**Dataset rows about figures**
*****

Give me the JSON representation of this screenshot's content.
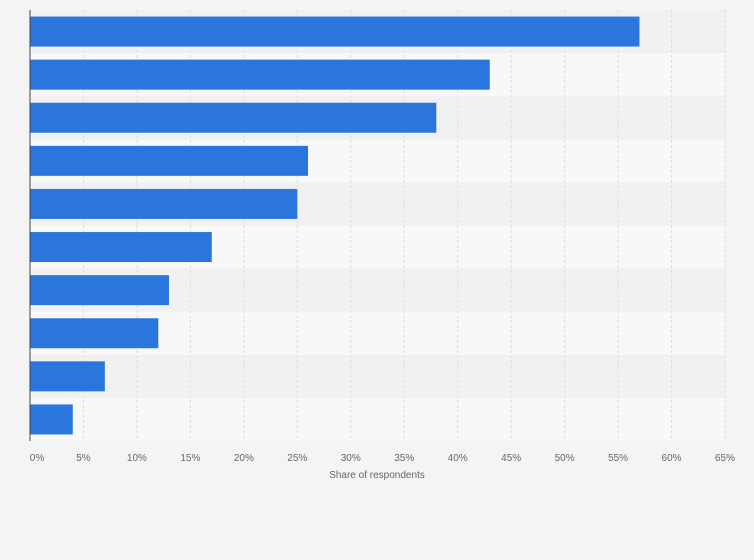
{
  "chart_data": {
    "type": "bar",
    "orientation": "horizontal",
    "categories": [
      "",
      "",
      "",
      "",
      "",
      "",
      "",
      "",
      "",
      ""
    ],
    "values": [
      57,
      43,
      38,
      26,
      25,
      17,
      13,
      12,
      7,
      4
    ],
    "xlabel": "Share of respondents",
    "ylabel": "",
    "xlim": [
      0,
      65
    ],
    "x_ticks": [
      0,
      5,
      10,
      15,
      20,
      25,
      30,
      35,
      40,
      45,
      50,
      55,
      60,
      65
    ],
    "tick_format": "{v}%",
    "grid": true,
    "bar_color": "#2a76dd",
    "row_band_colors": [
      "#f1f1f1",
      "#f8f8f8"
    ],
    "gridline_color": "#dddddd",
    "axis_color": "#444444",
    "text_color": "#666666"
  }
}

*****

Give all the entries again exactly, dropping each picture.

**WRITTEN ANSWER**
Give me the JSON representation of this screenshot's content.
{
  "chart_data": {
    "type": "bar",
    "orientation": "horizontal",
    "categories": [
      "",
      "",
      "",
      "",
      "",
      "",
      "",
      "",
      "",
      ""
    ],
    "values": [
      57,
      43,
      38,
      26,
      25,
      17,
      13,
      12,
      7,
      4
    ],
    "xlabel": "Share of respondents",
    "ylabel": "",
    "xlim": [
      0,
      65
    ],
    "x_ticks": [
      0,
      5,
      10,
      15,
      20,
      25,
      30,
      35,
      40,
      45,
      50,
      55,
      60,
      65
    ],
    "tick_format": "{v}%",
    "grid": true,
    "bar_color": "#2a76dd",
    "row_band_colors": [
      "#f1f1f1",
      "#f8f8f8"
    ],
    "gridline_color": "#dddddd",
    "axis_color": "#444444",
    "text_color": "#666666"
  }
}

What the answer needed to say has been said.